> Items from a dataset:
##########
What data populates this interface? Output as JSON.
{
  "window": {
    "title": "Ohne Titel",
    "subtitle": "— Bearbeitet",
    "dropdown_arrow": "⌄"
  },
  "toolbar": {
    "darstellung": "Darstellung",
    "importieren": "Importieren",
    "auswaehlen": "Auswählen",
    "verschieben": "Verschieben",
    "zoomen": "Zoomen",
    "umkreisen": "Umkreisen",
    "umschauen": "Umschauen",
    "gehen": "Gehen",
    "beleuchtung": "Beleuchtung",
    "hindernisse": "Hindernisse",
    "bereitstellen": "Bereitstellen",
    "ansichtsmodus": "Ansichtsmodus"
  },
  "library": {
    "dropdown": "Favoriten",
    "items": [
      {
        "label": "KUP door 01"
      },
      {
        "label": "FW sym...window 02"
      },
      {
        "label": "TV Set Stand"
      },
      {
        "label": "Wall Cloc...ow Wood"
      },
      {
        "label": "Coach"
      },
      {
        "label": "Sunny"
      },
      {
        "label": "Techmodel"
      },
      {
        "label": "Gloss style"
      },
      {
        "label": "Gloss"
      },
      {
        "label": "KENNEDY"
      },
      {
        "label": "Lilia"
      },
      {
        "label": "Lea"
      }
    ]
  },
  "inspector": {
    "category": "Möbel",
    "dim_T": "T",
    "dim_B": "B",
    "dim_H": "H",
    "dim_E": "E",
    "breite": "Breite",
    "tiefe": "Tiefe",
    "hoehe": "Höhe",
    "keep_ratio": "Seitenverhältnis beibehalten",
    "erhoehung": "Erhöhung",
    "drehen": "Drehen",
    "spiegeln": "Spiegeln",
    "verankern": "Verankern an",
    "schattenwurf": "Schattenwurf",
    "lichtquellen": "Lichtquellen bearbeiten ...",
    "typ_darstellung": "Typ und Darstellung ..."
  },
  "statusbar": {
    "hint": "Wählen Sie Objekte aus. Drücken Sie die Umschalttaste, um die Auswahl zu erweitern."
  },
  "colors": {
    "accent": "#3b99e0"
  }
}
##########
> EXERCISE DIRECTIONS:
Return only those lines of the records that contain the string "Darstellung".

> CORRECT RESPONSE:
    "darstellung": "Darstellung",
    "typ_darstellung": "Typ und Darstellung ..."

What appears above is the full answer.